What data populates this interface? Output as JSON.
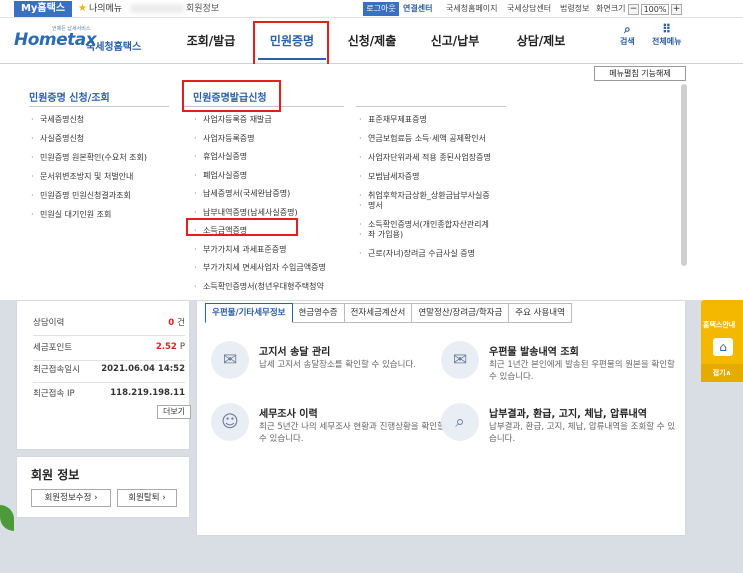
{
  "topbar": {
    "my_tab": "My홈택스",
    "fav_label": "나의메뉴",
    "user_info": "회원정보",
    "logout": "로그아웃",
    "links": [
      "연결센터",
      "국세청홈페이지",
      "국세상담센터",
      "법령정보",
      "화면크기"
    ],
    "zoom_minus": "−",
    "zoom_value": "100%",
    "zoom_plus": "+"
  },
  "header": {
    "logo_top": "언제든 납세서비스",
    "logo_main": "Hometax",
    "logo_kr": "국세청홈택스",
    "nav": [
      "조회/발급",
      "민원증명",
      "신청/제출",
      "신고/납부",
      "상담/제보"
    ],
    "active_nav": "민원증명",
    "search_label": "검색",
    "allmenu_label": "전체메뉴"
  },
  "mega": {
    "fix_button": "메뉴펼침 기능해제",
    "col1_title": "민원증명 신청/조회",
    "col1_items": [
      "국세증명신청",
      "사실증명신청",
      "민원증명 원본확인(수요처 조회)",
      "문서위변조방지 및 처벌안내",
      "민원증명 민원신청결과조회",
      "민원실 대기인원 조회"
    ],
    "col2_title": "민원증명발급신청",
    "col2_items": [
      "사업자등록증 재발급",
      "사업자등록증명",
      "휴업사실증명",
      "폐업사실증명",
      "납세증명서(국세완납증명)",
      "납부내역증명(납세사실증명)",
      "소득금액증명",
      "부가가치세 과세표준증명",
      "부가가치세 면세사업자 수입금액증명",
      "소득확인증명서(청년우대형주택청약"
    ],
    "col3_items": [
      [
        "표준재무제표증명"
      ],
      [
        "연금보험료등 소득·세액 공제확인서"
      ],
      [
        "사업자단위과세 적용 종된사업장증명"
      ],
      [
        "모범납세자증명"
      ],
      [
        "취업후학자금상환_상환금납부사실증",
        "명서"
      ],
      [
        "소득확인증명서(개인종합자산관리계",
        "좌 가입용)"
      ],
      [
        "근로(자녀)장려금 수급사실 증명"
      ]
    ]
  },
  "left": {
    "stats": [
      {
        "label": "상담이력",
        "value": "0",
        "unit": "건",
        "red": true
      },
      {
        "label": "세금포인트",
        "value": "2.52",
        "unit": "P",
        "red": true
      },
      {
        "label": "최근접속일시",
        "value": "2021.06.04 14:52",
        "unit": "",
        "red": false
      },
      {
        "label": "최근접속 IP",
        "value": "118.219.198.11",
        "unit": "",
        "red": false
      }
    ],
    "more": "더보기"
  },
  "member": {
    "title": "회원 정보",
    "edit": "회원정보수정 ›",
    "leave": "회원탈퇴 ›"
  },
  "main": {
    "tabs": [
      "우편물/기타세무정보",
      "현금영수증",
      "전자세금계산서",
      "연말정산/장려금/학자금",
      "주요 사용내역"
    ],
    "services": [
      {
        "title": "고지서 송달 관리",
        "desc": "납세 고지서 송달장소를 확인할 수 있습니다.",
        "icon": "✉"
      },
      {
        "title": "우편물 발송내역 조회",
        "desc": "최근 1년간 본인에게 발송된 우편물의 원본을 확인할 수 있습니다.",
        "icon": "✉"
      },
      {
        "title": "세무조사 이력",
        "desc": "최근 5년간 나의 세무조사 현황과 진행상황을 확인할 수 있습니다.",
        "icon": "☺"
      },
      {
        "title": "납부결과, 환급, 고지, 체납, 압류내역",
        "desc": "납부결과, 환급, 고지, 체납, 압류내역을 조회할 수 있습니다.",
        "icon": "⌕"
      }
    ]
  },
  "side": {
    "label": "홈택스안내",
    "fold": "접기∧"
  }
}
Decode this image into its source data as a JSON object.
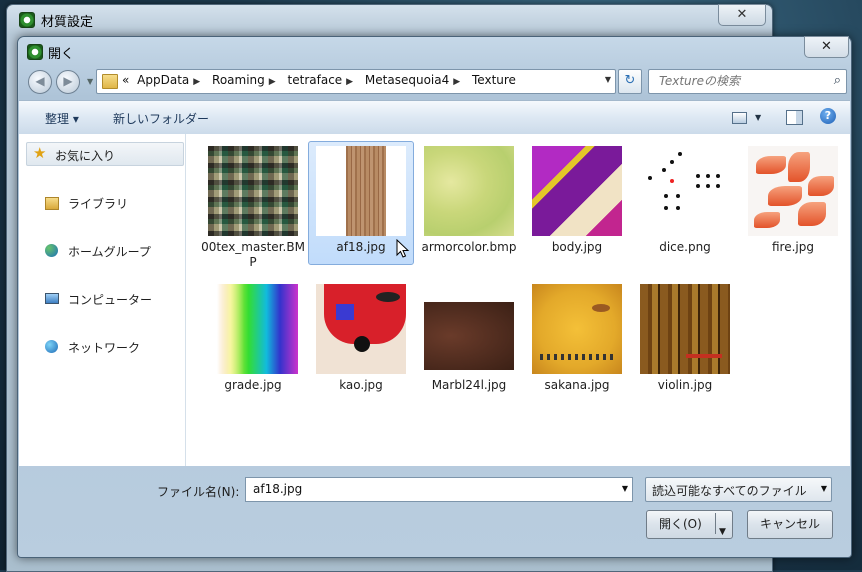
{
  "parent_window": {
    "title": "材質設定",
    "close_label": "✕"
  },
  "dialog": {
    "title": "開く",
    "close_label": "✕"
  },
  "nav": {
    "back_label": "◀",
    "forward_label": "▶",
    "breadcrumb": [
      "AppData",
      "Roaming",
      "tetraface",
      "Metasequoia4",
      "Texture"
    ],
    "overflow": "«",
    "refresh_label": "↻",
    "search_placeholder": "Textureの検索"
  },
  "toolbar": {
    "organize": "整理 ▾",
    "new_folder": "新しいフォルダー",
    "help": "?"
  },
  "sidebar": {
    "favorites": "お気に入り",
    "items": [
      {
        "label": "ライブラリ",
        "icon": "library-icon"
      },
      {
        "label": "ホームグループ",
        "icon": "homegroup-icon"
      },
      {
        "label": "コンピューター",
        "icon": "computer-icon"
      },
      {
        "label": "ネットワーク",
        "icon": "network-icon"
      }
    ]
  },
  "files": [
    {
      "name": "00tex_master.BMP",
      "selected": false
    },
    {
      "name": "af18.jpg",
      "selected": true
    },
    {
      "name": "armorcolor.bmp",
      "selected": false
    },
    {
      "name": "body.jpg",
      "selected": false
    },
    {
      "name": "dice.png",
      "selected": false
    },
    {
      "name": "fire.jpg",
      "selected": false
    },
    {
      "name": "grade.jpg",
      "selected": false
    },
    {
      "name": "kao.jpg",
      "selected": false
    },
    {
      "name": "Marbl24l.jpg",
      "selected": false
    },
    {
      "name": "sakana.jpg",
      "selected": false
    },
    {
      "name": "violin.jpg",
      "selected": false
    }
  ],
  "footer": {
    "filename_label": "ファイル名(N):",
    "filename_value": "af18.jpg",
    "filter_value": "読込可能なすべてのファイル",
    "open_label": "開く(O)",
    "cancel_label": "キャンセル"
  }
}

- EXERCISE AIM:
Reproduce the whole listing exactly, but not the images in it.

- WORKED SOLUTION:
What data populates this interface? Output as JSON.
{
  "topbar": {
    "my_tab": "My홈택스",
    "fav_label": "나의메뉴",
    "user_info": "회원정보",
    "logout": "로그아웃",
    "links": [
      "연결센터",
      "국세청홈페이지",
      "국세상담센터",
      "법령정보",
      "화면크기"
    ],
    "zoom_minus": "−",
    "zoom_value": "100%",
    "zoom_plus": "+"
  },
  "header": {
    "logo_top": "언제든 납세서비스",
    "logo_main": "Hometax",
    "logo_kr": "국세청홈택스",
    "nav": [
      "조회/발급",
      "민원증명",
      "신청/제출",
      "신고/납부",
      "상담/제보"
    ],
    "active_nav": "민원증명",
    "search_label": "검색",
    "allmenu_label": "전체메뉴"
  },
  "mega": {
    "fix_button": "메뉴펼침 기능해제",
    "col1_title": "민원증명 신청/조회",
    "col1_items": [
      "국세증명신청",
      "사실증명신청",
      "민원증명 원본확인(수요처 조회)",
      "문서위변조방지 및 처벌안내",
      "민원증명 민원신청결과조회",
      "민원실 대기인원 조회"
    ],
    "col2_title": "민원증명발급신청",
    "col2_items": [
      "사업자등록증 재발급",
      "사업자등록증명",
      "휴업사실증명",
      "폐업사실증명",
      "납세증명서(국세완납증명)",
      "납부내역증명(납세사실증명)",
      "소득금액증명",
      "부가가치세 과세표준증명",
      "부가가치세 면세사업자 수입금액증명",
      "소득확인증명서(청년우대형주택청약"
    ],
    "col3_items": [
      [
        "표준재무제표증명"
      ],
      [
        "연금보험료등 소득·세액 공제확인서"
      ],
      [
        "사업자단위과세 적용 종된사업장증명"
      ],
      [
        "모범납세자증명"
      ],
      [
        "취업후학자금상환_상환금납부사실증",
        "명서"
      ],
      [
        "소득확인증명서(개인종합자산관리계",
        "좌 가입용)"
      ],
      [
        "근로(자녀)장려금 수급사실 증명"
      ]
    ]
  },
  "left": {
    "stats": [
      {
        "label": "상담이력",
        "value": "0",
        "unit": "건",
        "red": true
      },
      {
        "label": "세금포인트",
        "value": "2.52",
        "unit": "P",
        "red": true
      },
      {
        "label": "최근접속일시",
        "value": "2021.06.04 14:52",
        "unit": "",
        "red": false
      },
      {
        "label": "최근접속 IP",
        "value": "118.219.198.11",
        "unit": "",
        "red": false
      }
    ],
    "more": "더보기"
  },
  "member": {
    "title": "회원 정보",
    "edit": "회원정보수정 ›",
    "leave": "회원탈퇴 ›"
  },
  "main": {
    "tabs": [
      "우편물/기타세무정보",
      "현금영수증",
      "전자세금계산서",
      "연말정산/장려금/학자금",
      "주요 사용내역"
    ],
    "services": [
      {
        "title": "고지서 송달 관리",
        "desc": "납세 고지서 송달장소를 확인할 수 있습니다.",
        "icon": "✉"
      },
      {
        "title": "우편물 발송내역 조회",
        "desc": "최근 1년간 본인에게 발송된 우편물의 원본을 확인할 수 있습니다.",
        "icon": "✉"
      },
      {
        "title": "세무조사 이력",
        "desc": "최근 5년간 나의 세무조사 현황과 진행상황을 확인할 수 있습니다.",
        "icon": "☺"
      },
      {
        "title": "납부결과, 환급, 고지, 체납, 압류내역",
        "desc": "납부결과, 환급, 고지, 체납, 압류내역을 조회할 수 있습니다.",
        "icon": "⌕"
      }
    ]
  },
  "side": {
    "label": "홈택스안내",
    "fold": "접기∧"
  }
}
Decode this image into its source data as a JSON object.
{
  "parent_window": {
    "title": "材質設定",
    "close_label": "✕"
  },
  "dialog": {
    "title": "開く",
    "close_label": "✕"
  },
  "nav": {
    "back_label": "◀",
    "forward_label": "▶",
    "breadcrumb": [
      "AppData",
      "Roaming",
      "tetraface",
      "Metasequoia4",
      "Texture"
    ],
    "overflow": "«",
    "refresh_label": "↻",
    "search_placeholder": "Textureの検索"
  },
  "toolbar": {
    "organize": "整理 ▾",
    "new_folder": "新しいフォルダー",
    "help": "?"
  },
  "sidebar": {
    "favorites": "お気に入り",
    "items": [
      {
        "label": "ライブラリ",
        "icon": "library-icon"
      },
      {
        "label": "ホームグループ",
        "icon": "homegroup-icon"
      },
      {
        "label": "コンピューター",
        "icon": "computer-icon"
      },
      {
        "label": "ネットワーク",
        "icon": "network-icon"
      }
    ]
  },
  "files": [
    {
      "name": "00tex_master.BMP",
      "selected": false
    },
    {
      "name": "af18.jpg",
      "selected": true
    },
    {
      "name": "armorcolor.bmp",
      "selected": false
    },
    {
      "name": "body.jpg",
      "selected": false
    },
    {
      "name": "dice.png",
      "selected": false
    },
    {
      "name": "fire.jpg",
      "selected": false
    },
    {
      "name": "grade.jpg",
      "selected": false
    },
    {
      "name": "kao.jpg",
      "selected": false
    },
    {
      "name": "Marbl24l.jpg",
      "selected": false
    },
    {
      "name": "sakana.jpg",
      "selected": false
    },
    {
      "name": "violin.jpg",
      "selected": false
    }
  ],
  "footer": {
    "filename_label": "ファイル名(N):",
    "filename_value": "af18.jpg",
    "filter_value": "読込可能なすべてのファイル",
    "open_label": "開く(O)",
    "cancel_label": "キャンセル"
  }
}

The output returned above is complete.